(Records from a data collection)
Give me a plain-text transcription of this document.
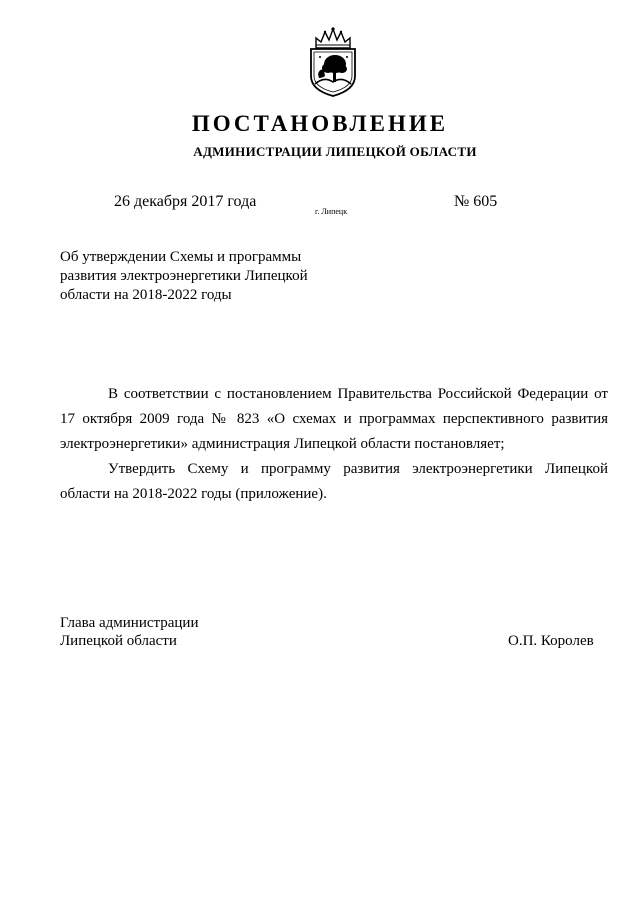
ПОСТАНОВЛЕНИЕ
АДМИНИСТРАЦИИ ЛИПЕЦКОЙ ОБЛАСТИ
26 декабря 2017 года
г. Липецк
№ 605
Об утверждении Схемы и программы
развития электроэнергетики Липецкой
области на 2018-2022 годы

В соответствии с постановлением Правительства Российской Федерации от 17 октября 2009 года № 823 «О схемах и программах перспективного развития электроэнергетики» администрация Липецкой области постановляет;

Утвердить Схему и программу развития электроэнергетики Липецкой области на 2018-2022 годы (приложение).

Глава администрации
Липецкой области	О.П. Королев
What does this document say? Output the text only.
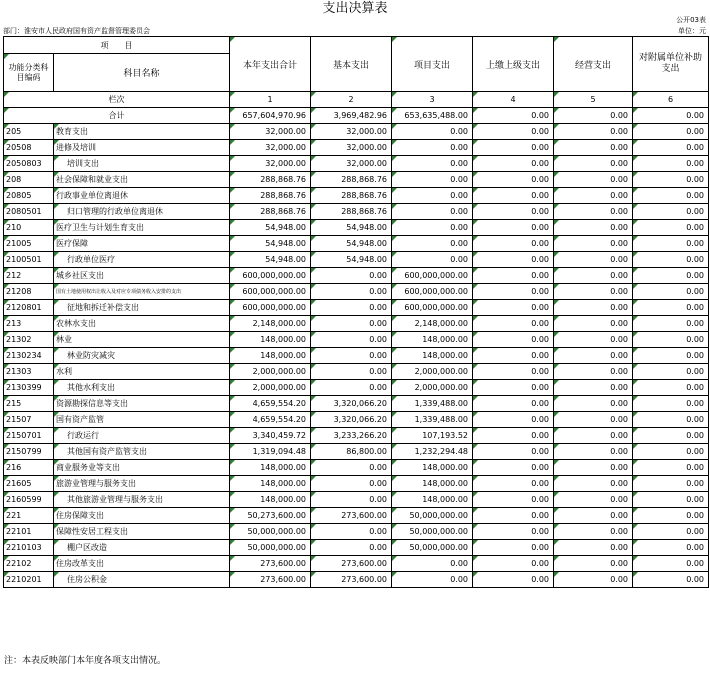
支出决算表
公开03表
单位：元
部门：淮安市人民政府国有资产监督管理委员会
项　　目		本年支出合计	基本支出	项目支出	上缴上级支出	经营支出	对附属单位补助支出
功能分类科目编码	科目名称						

栏次		1	2	3	4	5	6
合计		657,604,970.96	3,969,482.96	653,635,488.00	0.00	0.00	0.00
205	教育支出	32,000.00	32,000.00	0.00	0.00	0.00	0.00
20508	进修及培训	32,000.00	32,000.00	0.00	0.00	0.00	0.00
2050803	培训支出	32,000.00	32,000.00	0.00	0.00	0.00	0.00
208	社会保障和就业支出	288,868.76	288,868.76	0.00	0.00	0.00	0.00
20805	行政事业单位离退休	288,868.76	288,868.76	0.00	0.00	0.00	0.00
2080501	归口管理的行政单位离退休	288,868.76	288,868.76	0.00	0.00	0.00	0.00
210	医疗卫生与计划生育支出	54,948.00	54,948.00	0.00	0.00	0.00	0.00
21005	医疗保障	54,948.00	54,948.00	0.00	0.00	0.00	0.00
2100501	行政单位医疗	54,948.00	54,948.00	0.00	0.00	0.00	0.00
212	城乡社区支出	600,000,000.00	0.00	600,000,000.00	0.00	0.00	0.00
21208	国有土地使用权出让收入及对应专项债务收入安排的支出	600,000,000.00	0.00	600,000,000.00	0.00	0.00	0.00
2120801	征地和拆迁补偿支出	600,000,000.00	0.00	600,000,000.00	0.00	0.00	0.00
213	农林水支出	2,148,000.00	0.00	2,148,000.00	0.00	0.00	0.00
21302	林业	148,000.00	0.00	148,000.00	0.00	0.00	0.00
2130234	林业防灾减灾	148,000.00	0.00	148,000.00	0.00	0.00	0.00
21303	水利	2,000,000.00	0.00	2,000,000.00	0.00	0.00	0.00
2130399	其他水利支出	2,000,000.00	0.00	2,000,000.00	0.00	0.00	0.00
215	资源勘探信息等支出	4,659,554.20	3,320,066.20	1,339,488.00	0.00	0.00	0.00
21507	国有资产监管	4,659,554.20	3,320,066.20	1,339,488.00	0.00	0.00	0.00
2150701	行政运行	3,340,459.72	3,233,266.20	107,193.52	0.00	0.00	0.00
2150799	其他国有资产监管支出	1,319,094.48	86,800.00	1,232,294.48	0.00	0.00	0.00
216	商业服务业等支出	148,000.00	0.00	148,000.00	0.00	0.00	0.00
21605	旅游业管理与服务支出	148,000.00	0.00	148,000.00	0.00	0.00	0.00
2160599	其他旅游业管理与服务支出	148,000.00	0.00	148,000.00	0.00	0.00	0.00
221	住房保障支出	50,273,600.00	273,600.00	50,000,000.00	0.00	0.00	0.00
22101	保障性安居工程支出	50,000,000.00	0.00	50,000,000.00	0.00	0.00	0.00
2210103	棚户区改造	50,000,000.00	0.00	50,000,000.00	0.00	0.00	0.00
22102	住房改革支出	273,600.00	273,600.00	0.00	0.00	0.00	0.00
2210201	住房公积金	273,600.00	273,600.00	0.00	0.00	0.00	0.00
注：本表反映部门本年度各项支出情况。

→ **Task directions**
Which lines hold the word "развития"? Return all of them from the records above.

→ **Correct response**
развития электроэнергетики Липецкой
В соответствии с постановлением Правительства Российской Федерации от 17 октября 2009 года № 823 «О схемах и программах перспективного развития электроэнергетики» администрация Липецкой области постановляет;
Утвердить Схему и программу развития электроэнергетики Липецкой области на 2018-2022 годы (приложение).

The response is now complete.